DIRECTIVE -
Pull out each line below that contains the word "ghost" and copy it in full.

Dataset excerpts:
---

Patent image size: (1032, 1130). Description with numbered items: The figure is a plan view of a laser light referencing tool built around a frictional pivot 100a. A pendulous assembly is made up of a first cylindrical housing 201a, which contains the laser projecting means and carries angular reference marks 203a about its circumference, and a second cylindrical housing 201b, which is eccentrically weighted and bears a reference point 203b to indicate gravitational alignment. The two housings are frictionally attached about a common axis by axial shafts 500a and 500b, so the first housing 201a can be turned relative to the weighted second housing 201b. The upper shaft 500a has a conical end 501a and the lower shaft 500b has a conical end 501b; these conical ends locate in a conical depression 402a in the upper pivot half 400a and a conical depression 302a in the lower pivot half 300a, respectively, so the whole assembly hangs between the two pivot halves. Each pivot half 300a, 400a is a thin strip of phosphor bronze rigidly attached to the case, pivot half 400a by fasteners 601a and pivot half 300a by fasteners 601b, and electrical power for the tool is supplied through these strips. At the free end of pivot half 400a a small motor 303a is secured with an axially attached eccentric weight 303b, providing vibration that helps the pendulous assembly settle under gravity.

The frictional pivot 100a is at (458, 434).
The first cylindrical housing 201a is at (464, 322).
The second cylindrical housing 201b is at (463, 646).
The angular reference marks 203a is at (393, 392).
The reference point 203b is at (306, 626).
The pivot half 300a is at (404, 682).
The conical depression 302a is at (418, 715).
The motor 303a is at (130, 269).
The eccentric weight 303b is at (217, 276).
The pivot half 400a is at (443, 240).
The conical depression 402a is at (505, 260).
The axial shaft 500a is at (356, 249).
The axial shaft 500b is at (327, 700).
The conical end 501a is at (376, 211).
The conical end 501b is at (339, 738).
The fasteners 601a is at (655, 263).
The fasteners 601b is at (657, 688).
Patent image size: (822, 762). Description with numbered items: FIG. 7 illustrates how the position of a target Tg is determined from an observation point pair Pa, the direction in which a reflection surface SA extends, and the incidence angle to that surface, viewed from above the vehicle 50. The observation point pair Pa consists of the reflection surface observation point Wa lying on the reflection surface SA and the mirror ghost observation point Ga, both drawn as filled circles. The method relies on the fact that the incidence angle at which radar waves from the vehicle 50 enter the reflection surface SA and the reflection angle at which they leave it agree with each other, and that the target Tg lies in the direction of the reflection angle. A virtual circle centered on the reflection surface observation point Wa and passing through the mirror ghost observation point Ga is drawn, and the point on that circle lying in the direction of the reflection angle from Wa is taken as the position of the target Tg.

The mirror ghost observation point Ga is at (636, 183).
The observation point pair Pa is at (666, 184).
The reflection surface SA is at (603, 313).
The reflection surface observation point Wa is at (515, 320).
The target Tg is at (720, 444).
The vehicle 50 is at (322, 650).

---

TASK OUTPUT -
Patent image size: (822, 762). Description with numbered items: FIG. 7 illustrates how the position of a target Tg is determined from an observation point pair Pa, the direction in which a reflection surface SA extends, and the incidence angle to that surface, viewed from above the vehicle 50. The observation point pair Pa consists of the reflection surface observation point Wa lying on the reflection surface SA and the mirror ghost observation point Ga, both drawn as filled circles. The method relies on the fact that the incidence angle at which radar waves from the vehicle 50 enter the reflection surface SA and the reflection angle at which they leave it agree with each other, and that the target Tg lies in the direction of the reflection angle. A virtual circle centered on the reflection surface observation point Wa and passing through the mirror ghost observation point Ga is drawn, and the point on that circle lying in the direction of the reflection angle from Wa is taken as the position of the target Tg.
The mirror ghost observation point Ga is at (636, 183).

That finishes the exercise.